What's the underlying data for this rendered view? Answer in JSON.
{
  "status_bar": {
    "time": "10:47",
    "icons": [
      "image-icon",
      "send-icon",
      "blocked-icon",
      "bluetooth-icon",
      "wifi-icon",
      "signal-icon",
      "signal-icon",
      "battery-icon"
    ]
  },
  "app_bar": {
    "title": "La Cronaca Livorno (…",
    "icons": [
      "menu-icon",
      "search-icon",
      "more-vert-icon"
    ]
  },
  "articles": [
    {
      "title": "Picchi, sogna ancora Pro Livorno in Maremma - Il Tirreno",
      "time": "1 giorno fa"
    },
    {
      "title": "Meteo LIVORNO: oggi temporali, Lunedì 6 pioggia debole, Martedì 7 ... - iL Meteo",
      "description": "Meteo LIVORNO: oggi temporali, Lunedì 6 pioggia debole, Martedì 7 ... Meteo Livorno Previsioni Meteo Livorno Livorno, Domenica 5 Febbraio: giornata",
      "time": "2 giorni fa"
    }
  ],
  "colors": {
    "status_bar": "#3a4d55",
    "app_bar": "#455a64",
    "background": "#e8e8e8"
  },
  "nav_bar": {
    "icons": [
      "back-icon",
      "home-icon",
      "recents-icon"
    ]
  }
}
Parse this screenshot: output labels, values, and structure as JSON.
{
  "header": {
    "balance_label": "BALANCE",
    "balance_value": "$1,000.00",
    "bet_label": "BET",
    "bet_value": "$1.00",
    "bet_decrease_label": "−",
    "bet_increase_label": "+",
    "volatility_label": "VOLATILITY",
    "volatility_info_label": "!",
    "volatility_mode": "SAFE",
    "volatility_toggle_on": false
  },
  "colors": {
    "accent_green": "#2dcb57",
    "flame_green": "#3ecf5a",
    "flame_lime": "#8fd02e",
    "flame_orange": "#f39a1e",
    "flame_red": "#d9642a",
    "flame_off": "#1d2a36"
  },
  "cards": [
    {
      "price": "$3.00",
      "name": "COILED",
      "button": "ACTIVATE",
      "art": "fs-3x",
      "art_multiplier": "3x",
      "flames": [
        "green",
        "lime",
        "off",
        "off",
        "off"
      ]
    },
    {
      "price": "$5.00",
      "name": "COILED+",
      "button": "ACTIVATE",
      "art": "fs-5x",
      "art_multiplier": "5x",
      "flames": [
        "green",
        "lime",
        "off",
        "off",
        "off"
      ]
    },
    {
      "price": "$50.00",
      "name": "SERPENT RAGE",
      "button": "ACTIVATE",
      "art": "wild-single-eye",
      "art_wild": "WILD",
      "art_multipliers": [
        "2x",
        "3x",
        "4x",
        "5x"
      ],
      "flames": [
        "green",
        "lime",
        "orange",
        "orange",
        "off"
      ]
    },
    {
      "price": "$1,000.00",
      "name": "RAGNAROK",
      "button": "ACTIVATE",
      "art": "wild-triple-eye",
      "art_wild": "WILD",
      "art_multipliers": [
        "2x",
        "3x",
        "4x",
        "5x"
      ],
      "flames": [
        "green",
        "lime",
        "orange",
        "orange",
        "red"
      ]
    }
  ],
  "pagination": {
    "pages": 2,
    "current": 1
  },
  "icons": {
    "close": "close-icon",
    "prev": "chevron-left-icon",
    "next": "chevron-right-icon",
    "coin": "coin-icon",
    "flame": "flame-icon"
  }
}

──────

• _GIVEN EXERCISE_: Pull every line containing the word "pioggia" out of the material.

• _RESULT BELOW_:
      "title": "Meteo LIVORNO: oggi temporali, Lunedì 6 pioggia debole, Martedì 7 ... - iL Meteo",
      "description": "Meteo LIVORNO: oggi temporali, Lunedì 6 pioggia debole, Martedì 7 ... Meteo Livorno Previsioni Meteo Livorno Livorno, Domenica 5 Febbraio: giornata",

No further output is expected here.